***** Entries *****

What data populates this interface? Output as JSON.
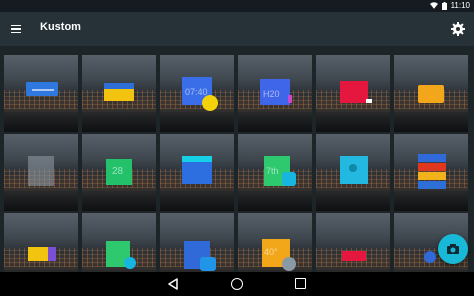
{
  "status_bar": {
    "time": "11:10"
  },
  "toolbar": {
    "title": "Kustom"
  },
  "widgets": {
    "w1": {
      "label": "",
      "sublabel": ""
    },
    "w3": {
      "label": "07:40"
    },
    "w4": {
      "label": "H20"
    },
    "w10": {
      "label": "28"
    },
    "w13": {
      "label": "7th"
    },
    "w21": {
      "label": "40°"
    }
  },
  "colors": {
    "accent": "#18b9d6",
    "toolbar": "#263238"
  },
  "fab": {
    "icon": "camera-icon"
  },
  "nav": {
    "back_icon": "back-icon",
    "home_icon": "home-icon",
    "recent_icon": "recents-icon"
  }
}
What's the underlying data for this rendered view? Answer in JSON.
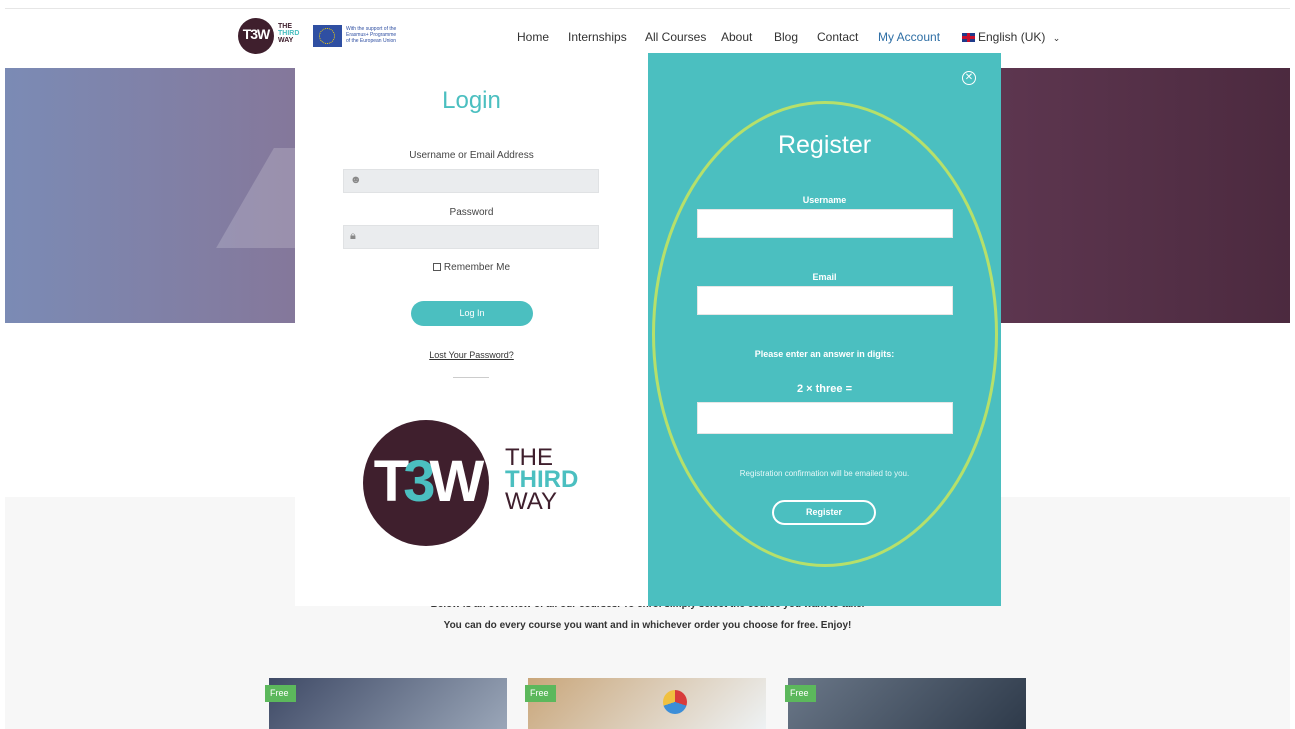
{
  "header": {
    "logo_letters": "T3W",
    "logo_line1": "THE",
    "logo_line2": "THIRD",
    "logo_line3": "WAY",
    "eu_line1": "With the support of the",
    "eu_line2": "Erasmus+ Programme",
    "eu_line3": "of the European Union"
  },
  "nav": {
    "items": [
      "Home",
      "Internships",
      "All Courses",
      "About",
      "Blog",
      "Contact",
      "My Account"
    ],
    "active": "My Account",
    "language": "English (UK)",
    "language_chevron": "chevron-down-icon"
  },
  "login": {
    "title": "Login",
    "username_label": "Username or Email Address",
    "username_icon": "user-icon",
    "password_label": "Password",
    "password_icon": "lock-icon",
    "remember_label": "Remember Me",
    "submit_label": "Log In",
    "lost_password": "Lost Your Password?",
    "logo_letters_a": "T",
    "logo_letters_b": "3",
    "logo_letters_c": "W",
    "logo_text_1": "THE",
    "logo_text_2": "THIRD",
    "logo_text_3": "WAY"
  },
  "register": {
    "title": "Register",
    "username_label": "Username",
    "email_label": "Email",
    "captcha_instruction": "Please enter an answer in digits:",
    "captcha_question": "2 × three =",
    "note": "Registration confirmation will be emailed to you.",
    "submit_label": "Register",
    "close_icon": "close-circle-icon"
  },
  "courses": {
    "intro_line1": "Below is an overview of all our courses. To enrol simply select the course you want to take.",
    "intro_line2": "You can do every course you want and in whichever order you choose for free. Enjoy!",
    "badges": [
      "Free",
      "Free",
      "Free"
    ]
  },
  "colors": {
    "brand_teal": "#4bbfc0",
    "brand_plum": "#3f1f2d",
    "highlight": "#b6e06a",
    "nav_active": "#2f6fa5",
    "badge_green": "#5cb85c"
  }
}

*****

__Task to complete__:
Transcribe the records above exactly, omitting every picture they contain.

__Task response__:
What data populates this interface? Output as JSON.
{
  "status_bar": {
    "time": "11:10"
  },
  "toolbar": {
    "title": "Kustom"
  },
  "widgets": {
    "w1": {
      "label": "",
      "sublabel": ""
    },
    "w3": {
      "label": "07:40"
    },
    "w4": {
      "label": "H20"
    },
    "w10": {
      "label": "28"
    },
    "w13": {
      "label": "7th"
    },
    "w21": {
      "label": "40°"
    }
  },
  "colors": {
    "accent": "#18b9d6",
    "toolbar": "#263238"
  },
  "fab": {
    "icon": "camera-icon"
  },
  "nav": {
    "back_icon": "back-icon",
    "home_icon": "home-icon",
    "recent_icon": "recents-icon"
  }
}
What's the underlying data for this rendered view? Answer in JSON.
{
  "header": {
    "logo_letters": "T3W",
    "logo_line1": "THE",
    "logo_line2": "THIRD",
    "logo_line3": "WAY",
    "eu_line1": "With the support of the",
    "eu_line2": "Erasmus+ Programme",
    "eu_line3": "of the European Union"
  },
  "nav": {
    "items": [
      "Home",
      "Internships",
      "All Courses",
      "About",
      "Blog",
      "Contact",
      "My Account"
    ],
    "active": "My Account",
    "language": "English (UK)",
    "language_chevron": "chevron-down-icon"
  },
  "login": {
    "title": "Login",
    "username_label": "Username or Email Address",
    "username_icon": "user-icon",
    "password_label": "Password",
    "password_icon": "lock-icon",
    "remember_label": "Remember Me",
    "submit_label": "Log In",
    "lost_password": "Lost Your Password?",
    "logo_letters_a": "T",
    "logo_letters_b": "3",
    "logo_letters_c": "W",
    "logo_text_1": "THE",
    "logo_text_2": "THIRD",
    "logo_text_3": "WAY"
  },
  "register": {
    "title": "Register",
    "username_label": "Username",
    "email_label": "Email",
    "captcha_instruction": "Please enter an answer in digits:",
    "captcha_question": "2 × three =",
    "note": "Registration confirmation will be emailed to you.",
    "submit_label": "Register",
    "close_icon": "close-circle-icon"
  },
  "courses": {
    "intro_line1": "Below is an overview of all our courses. To enrol simply select the course you want to take.",
    "intro_line2": "You can do every course you want and in whichever order you choose for free. Enjoy!",
    "badges": [
      "Free",
      "Free",
      "Free"
    ]
  },
  "colors": {
    "brand_teal": "#4bbfc0",
    "brand_plum": "#3f1f2d",
    "highlight": "#b6e06a",
    "nav_active": "#2f6fa5",
    "badge_green": "#5cb85c"
  }
}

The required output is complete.